# Task
Leave out any pictures and transcribe all other data below exactly.

# Dataset records

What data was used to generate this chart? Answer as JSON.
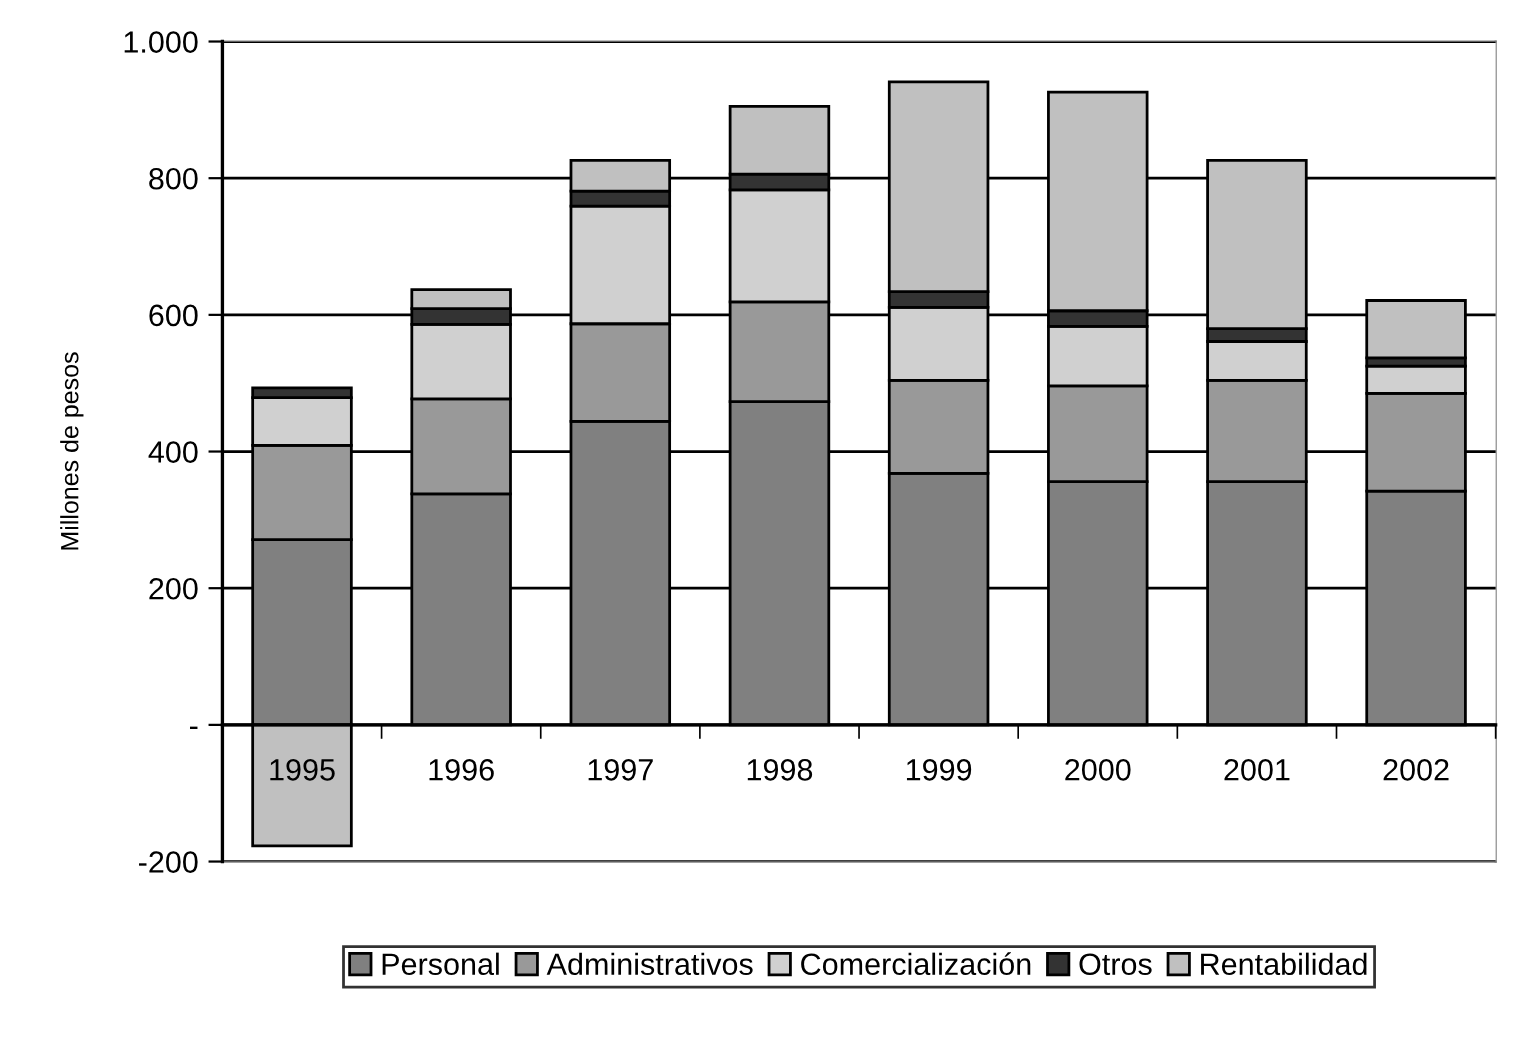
{
  "chart_data": {
    "type": "bar",
    "stacked": true,
    "ylabel": "Millones de pesos",
    "categories": [
      "1995",
      "1996",
      "1997",
      "1998",
      "1999",
      "2000",
      "2001",
      "2002"
    ],
    "series": [
      {
        "name": "Personal",
        "color": "#808080",
        "values": [
          271,
          338,
          444,
          473,
          368,
          356,
          356,
          342
        ]
      },
      {
        "name": "Administrativos",
        "color": "#999999",
        "values": [
          138,
          139,
          143,
          146,
          136,
          140,
          148,
          143
        ]
      },
      {
        "name": "Comercialización",
        "color": "#d0d0d0",
        "values": [
          70,
          109,
          172,
          164,
          107,
          87,
          57,
          40
        ]
      },
      {
        "name": "Otros",
        "color": "#333333",
        "values": [
          14,
          23,
          22,
          23,
          23,
          23,
          19,
          12
        ]
      },
      {
        "name": "Rentabilidad",
        "color": "#c0c0c0",
        "values": [
          -177,
          28,
          45,
          99,
          307,
          320,
          246,
          84
        ]
      }
    ],
    "ylim": [
      -200,
      1000
    ],
    "yticks": [
      -200,
      {
        "value": 0,
        "label": "-"
      },
      200,
      400,
      600,
      800,
      {
        "value": 1000,
        "label": "1.000"
      }
    ],
    "grid": "y",
    "legend": "bottom"
  }
}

# Full output
What data was used to generate this chart? Answer as JSON.
{
  "chart_data": {
    "type": "bar",
    "stacked": true,
    "ylabel": "Millones de pesos",
    "categories": [
      "1995",
      "1996",
      "1997",
      "1998",
      "1999",
      "2000",
      "2001",
      "2002"
    ],
    "series": [
      {
        "name": "Personal",
        "color": "#808080",
        "values": [
          271,
          338,
          444,
          473,
          368,
          356,
          356,
          342
        ]
      },
      {
        "name": "Administrativos",
        "color": "#999999",
        "values": [
          138,
          139,
          143,
          146,
          136,
          140,
          148,
          143
        ]
      },
      {
        "name": "Comercialización",
        "color": "#d0d0d0",
        "values": [
          70,
          109,
          172,
          164,
          107,
          87,
          57,
          40
        ]
      },
      {
        "name": "Otros",
        "color": "#333333",
        "values": [
          14,
          23,
          22,
          23,
          23,
          23,
          19,
          12
        ]
      },
      {
        "name": "Rentabilidad",
        "color": "#c0c0c0",
        "values": [
          -177,
          28,
          45,
          99,
          307,
          320,
          246,
          84
        ]
      }
    ],
    "ylim": [
      -200,
      1000
    ],
    "yticks": [
      -200,
      {
        "value": 0,
        "label": "-"
      },
      200,
      400,
      600,
      800,
      {
        "value": 1000,
        "label": "1.000"
      }
    ],
    "grid": "y",
    "legend": "bottom"
  }
}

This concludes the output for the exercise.